Answer with one number: how many lines hold the string "VUELTAS".

===== Supplied data =====

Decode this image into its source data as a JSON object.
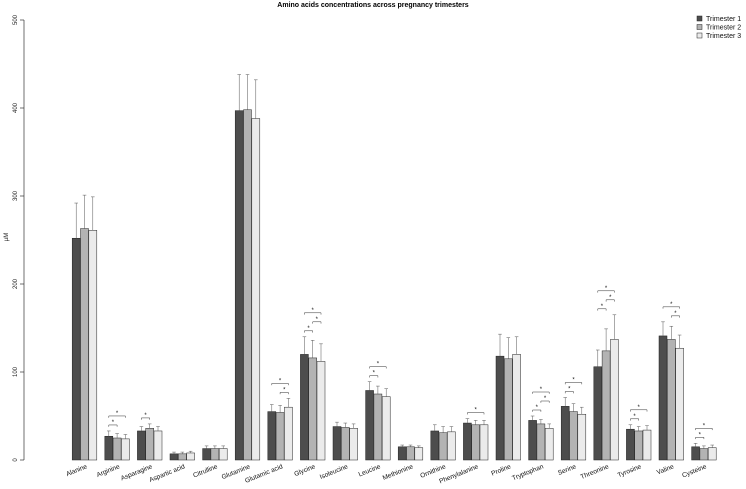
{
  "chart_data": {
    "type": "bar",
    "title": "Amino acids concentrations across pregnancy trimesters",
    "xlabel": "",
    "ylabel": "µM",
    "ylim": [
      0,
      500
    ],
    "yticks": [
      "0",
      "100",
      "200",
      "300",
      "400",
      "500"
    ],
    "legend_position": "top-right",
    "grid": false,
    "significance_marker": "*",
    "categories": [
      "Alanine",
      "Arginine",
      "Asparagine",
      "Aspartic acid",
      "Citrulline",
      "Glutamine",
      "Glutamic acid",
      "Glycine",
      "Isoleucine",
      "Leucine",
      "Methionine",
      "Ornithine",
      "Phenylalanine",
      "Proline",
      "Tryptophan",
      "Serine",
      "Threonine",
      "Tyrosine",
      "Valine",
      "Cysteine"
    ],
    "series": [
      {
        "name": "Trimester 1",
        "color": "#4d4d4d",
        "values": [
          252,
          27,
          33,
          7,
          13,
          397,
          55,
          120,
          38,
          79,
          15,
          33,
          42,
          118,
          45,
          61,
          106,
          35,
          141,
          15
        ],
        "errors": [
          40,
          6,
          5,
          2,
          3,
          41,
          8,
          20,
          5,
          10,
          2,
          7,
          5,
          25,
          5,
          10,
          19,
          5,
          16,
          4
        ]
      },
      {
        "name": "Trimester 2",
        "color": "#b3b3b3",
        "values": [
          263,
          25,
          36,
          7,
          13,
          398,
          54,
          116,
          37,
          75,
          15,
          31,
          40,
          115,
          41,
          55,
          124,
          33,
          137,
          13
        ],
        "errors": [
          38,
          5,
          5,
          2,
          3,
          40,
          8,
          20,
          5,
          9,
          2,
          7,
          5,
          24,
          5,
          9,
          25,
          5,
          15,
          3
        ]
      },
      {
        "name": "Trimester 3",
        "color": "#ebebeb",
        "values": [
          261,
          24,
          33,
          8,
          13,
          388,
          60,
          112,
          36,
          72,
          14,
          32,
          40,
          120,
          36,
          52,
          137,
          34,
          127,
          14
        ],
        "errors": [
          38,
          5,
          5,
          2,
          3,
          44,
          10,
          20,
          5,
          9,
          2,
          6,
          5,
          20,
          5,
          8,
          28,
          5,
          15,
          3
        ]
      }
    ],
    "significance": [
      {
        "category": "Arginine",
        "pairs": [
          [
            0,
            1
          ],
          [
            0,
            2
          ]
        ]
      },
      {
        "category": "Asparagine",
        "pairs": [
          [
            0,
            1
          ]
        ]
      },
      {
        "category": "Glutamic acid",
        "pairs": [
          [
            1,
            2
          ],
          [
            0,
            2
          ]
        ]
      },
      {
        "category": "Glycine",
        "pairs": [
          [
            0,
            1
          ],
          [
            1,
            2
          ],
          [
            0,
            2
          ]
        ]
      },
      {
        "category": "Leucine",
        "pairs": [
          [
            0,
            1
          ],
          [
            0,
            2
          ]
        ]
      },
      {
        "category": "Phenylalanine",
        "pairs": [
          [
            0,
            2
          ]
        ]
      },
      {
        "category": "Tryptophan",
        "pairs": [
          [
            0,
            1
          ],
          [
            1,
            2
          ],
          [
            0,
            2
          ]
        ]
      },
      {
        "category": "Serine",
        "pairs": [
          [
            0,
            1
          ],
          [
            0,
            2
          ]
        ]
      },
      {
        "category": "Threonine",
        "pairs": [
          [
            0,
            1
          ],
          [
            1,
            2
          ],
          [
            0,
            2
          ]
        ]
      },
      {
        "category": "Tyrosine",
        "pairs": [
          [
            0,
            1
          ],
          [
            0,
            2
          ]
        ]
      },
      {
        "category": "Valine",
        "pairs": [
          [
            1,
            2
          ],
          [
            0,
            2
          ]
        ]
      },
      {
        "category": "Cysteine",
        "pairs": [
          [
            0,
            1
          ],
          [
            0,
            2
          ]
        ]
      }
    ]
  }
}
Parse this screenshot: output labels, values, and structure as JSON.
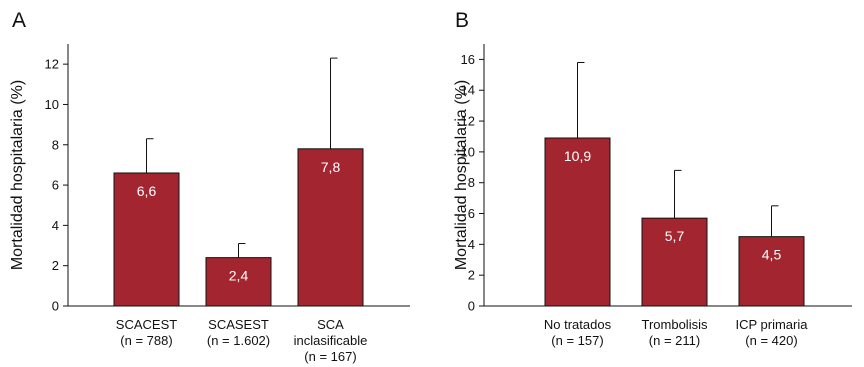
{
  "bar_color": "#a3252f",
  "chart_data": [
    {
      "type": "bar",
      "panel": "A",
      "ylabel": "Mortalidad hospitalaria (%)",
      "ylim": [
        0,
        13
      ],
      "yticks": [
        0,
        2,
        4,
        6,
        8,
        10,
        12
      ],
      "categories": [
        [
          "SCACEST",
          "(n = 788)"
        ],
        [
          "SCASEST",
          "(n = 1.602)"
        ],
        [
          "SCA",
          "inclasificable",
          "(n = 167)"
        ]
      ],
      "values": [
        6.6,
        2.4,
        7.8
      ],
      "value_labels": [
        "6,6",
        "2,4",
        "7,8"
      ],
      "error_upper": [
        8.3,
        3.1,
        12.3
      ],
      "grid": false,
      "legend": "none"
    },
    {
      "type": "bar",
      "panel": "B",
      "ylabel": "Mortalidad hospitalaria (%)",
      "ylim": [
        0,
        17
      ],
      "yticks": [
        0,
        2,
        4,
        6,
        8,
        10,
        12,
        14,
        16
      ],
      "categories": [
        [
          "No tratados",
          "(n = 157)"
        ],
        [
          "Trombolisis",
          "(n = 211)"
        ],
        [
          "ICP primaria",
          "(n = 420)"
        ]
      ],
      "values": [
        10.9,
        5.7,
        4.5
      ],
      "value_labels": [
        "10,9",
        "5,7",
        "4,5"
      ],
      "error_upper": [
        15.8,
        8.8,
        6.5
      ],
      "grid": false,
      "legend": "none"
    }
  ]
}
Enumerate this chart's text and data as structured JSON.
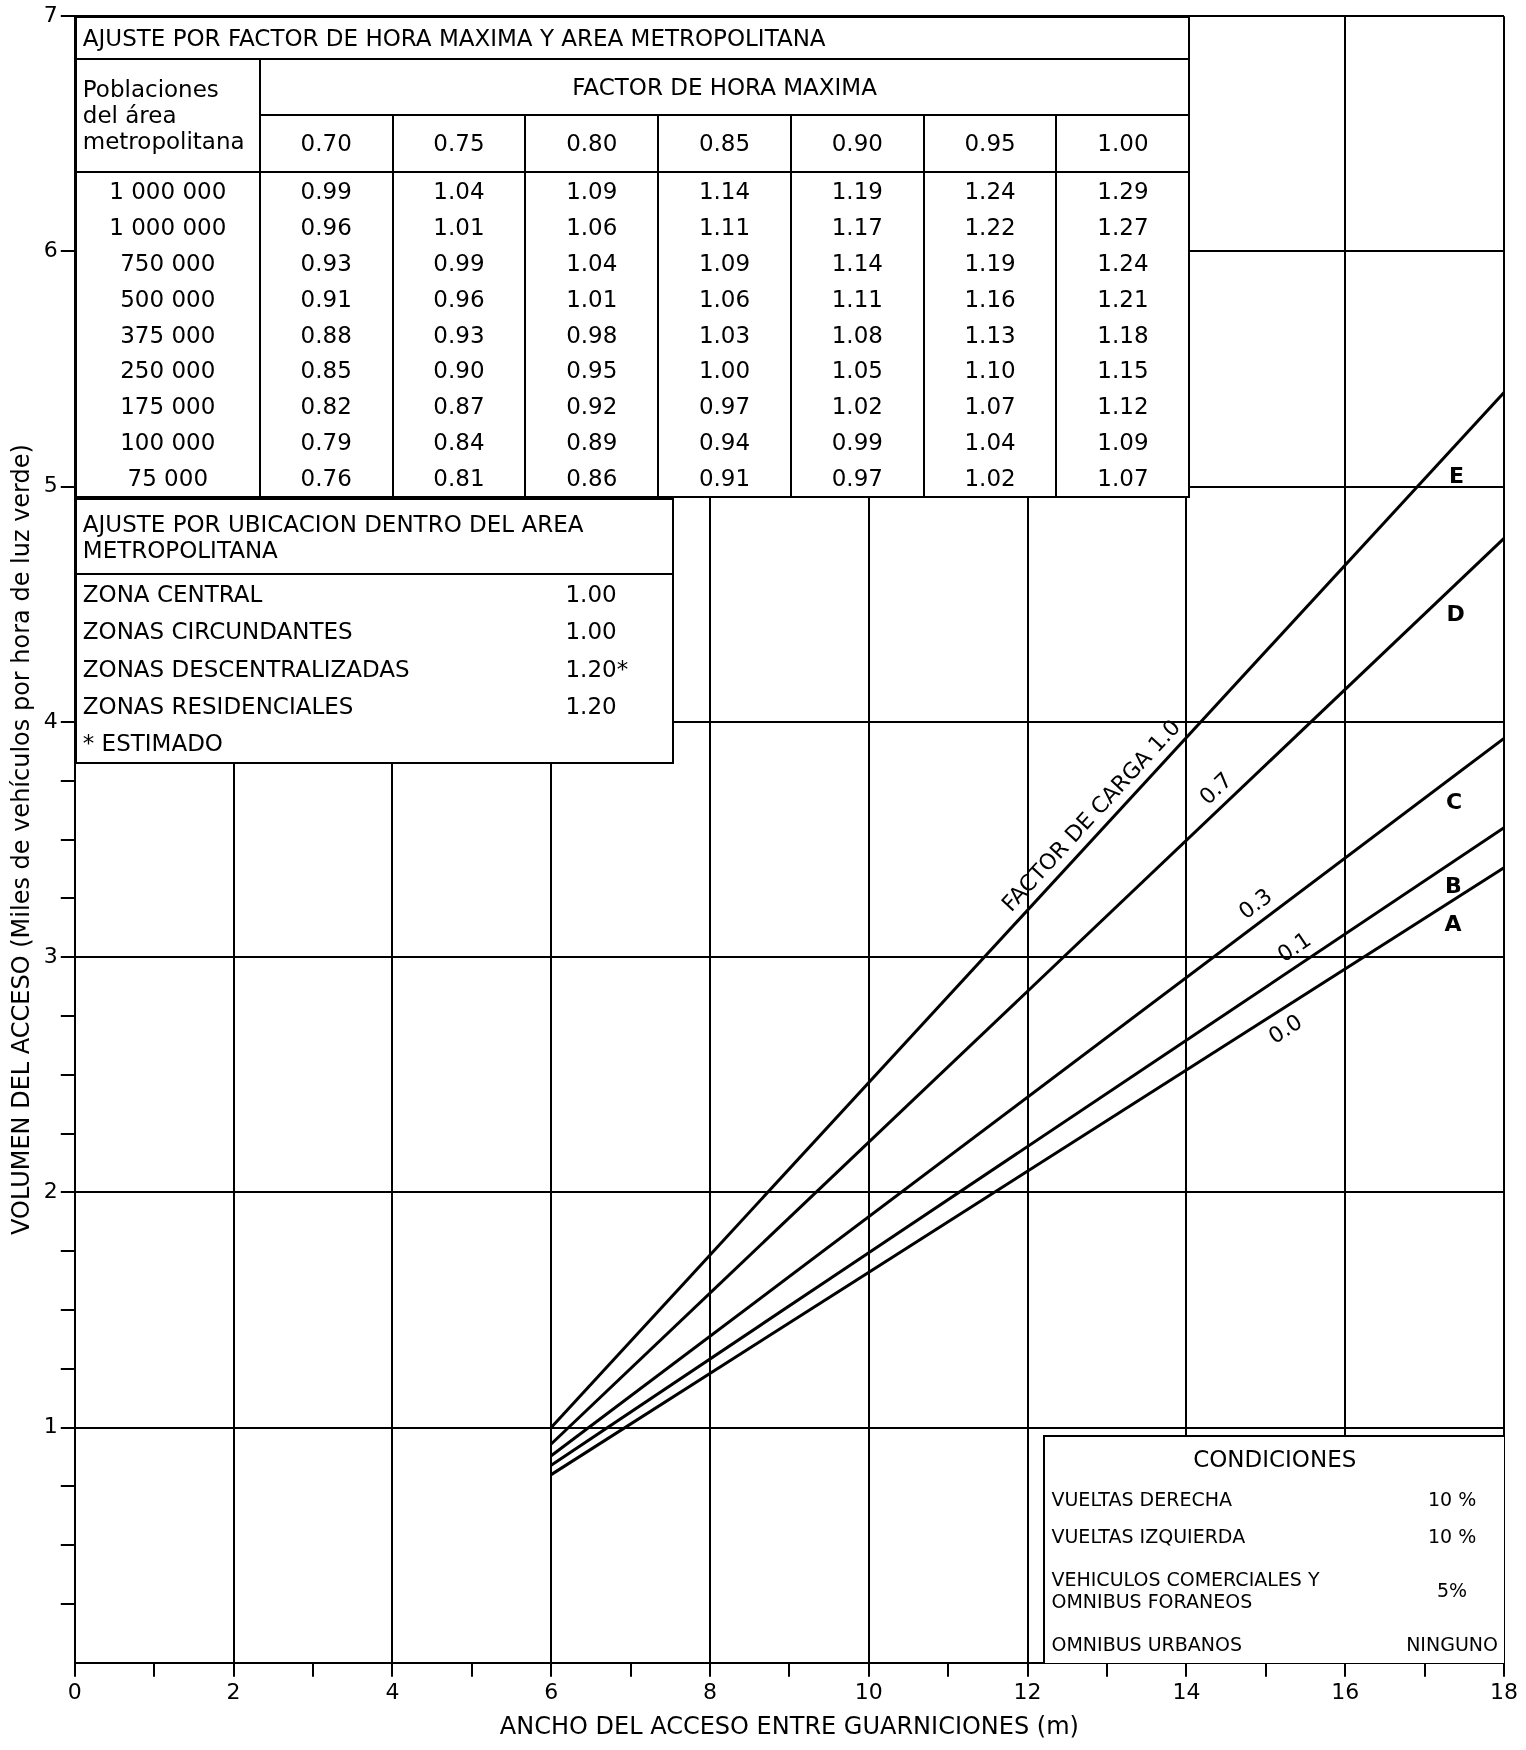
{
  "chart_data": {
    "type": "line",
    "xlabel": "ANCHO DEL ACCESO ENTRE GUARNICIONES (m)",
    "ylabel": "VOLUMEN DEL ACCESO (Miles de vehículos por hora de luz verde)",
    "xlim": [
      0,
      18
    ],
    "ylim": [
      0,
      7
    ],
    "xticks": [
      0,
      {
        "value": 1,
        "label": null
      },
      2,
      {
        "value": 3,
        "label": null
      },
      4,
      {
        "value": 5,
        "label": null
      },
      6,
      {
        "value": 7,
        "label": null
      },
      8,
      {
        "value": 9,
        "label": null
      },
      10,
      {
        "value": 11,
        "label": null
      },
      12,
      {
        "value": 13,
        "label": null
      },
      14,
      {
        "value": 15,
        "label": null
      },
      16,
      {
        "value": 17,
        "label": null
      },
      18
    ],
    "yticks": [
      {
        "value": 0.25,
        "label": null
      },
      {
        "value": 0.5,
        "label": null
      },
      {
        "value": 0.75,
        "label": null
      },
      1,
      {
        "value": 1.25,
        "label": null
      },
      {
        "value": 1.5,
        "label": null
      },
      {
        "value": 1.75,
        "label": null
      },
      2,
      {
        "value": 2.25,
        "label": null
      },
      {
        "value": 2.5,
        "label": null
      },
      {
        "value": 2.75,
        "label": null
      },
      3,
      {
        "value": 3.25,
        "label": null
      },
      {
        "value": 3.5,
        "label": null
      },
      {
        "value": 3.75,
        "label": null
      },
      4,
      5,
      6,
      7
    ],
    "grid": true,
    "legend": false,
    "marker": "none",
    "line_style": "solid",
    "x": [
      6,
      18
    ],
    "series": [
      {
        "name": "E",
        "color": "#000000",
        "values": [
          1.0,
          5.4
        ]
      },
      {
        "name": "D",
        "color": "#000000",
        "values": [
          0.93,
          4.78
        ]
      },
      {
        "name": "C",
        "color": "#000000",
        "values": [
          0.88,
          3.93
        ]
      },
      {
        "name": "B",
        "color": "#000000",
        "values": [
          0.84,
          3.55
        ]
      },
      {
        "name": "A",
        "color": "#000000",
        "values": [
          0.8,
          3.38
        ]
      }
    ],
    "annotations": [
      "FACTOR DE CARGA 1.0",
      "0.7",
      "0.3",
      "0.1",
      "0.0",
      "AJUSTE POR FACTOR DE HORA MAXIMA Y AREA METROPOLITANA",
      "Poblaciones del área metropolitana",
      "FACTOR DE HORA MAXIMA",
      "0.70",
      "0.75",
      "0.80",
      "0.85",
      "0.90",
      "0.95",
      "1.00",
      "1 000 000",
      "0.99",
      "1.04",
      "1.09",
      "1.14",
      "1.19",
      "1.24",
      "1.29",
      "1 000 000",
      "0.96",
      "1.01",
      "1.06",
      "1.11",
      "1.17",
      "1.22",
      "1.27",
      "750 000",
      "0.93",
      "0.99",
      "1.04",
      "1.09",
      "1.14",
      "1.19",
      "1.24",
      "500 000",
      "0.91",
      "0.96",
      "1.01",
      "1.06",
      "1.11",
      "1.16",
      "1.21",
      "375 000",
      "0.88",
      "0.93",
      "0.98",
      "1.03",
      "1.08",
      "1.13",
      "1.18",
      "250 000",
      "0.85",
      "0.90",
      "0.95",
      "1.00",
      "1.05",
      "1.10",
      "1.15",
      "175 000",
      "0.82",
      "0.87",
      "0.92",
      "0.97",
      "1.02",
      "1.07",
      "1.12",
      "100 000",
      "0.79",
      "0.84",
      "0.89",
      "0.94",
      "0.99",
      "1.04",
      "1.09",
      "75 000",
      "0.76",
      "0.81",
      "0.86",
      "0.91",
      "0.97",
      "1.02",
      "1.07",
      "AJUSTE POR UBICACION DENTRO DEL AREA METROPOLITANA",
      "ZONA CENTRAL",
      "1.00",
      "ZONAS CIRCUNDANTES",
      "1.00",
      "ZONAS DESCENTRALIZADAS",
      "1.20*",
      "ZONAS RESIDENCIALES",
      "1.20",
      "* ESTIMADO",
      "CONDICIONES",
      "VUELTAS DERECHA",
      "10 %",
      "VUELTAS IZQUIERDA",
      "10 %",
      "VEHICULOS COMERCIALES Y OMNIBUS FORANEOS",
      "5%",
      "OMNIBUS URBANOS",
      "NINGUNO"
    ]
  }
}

=====

Completed task - 2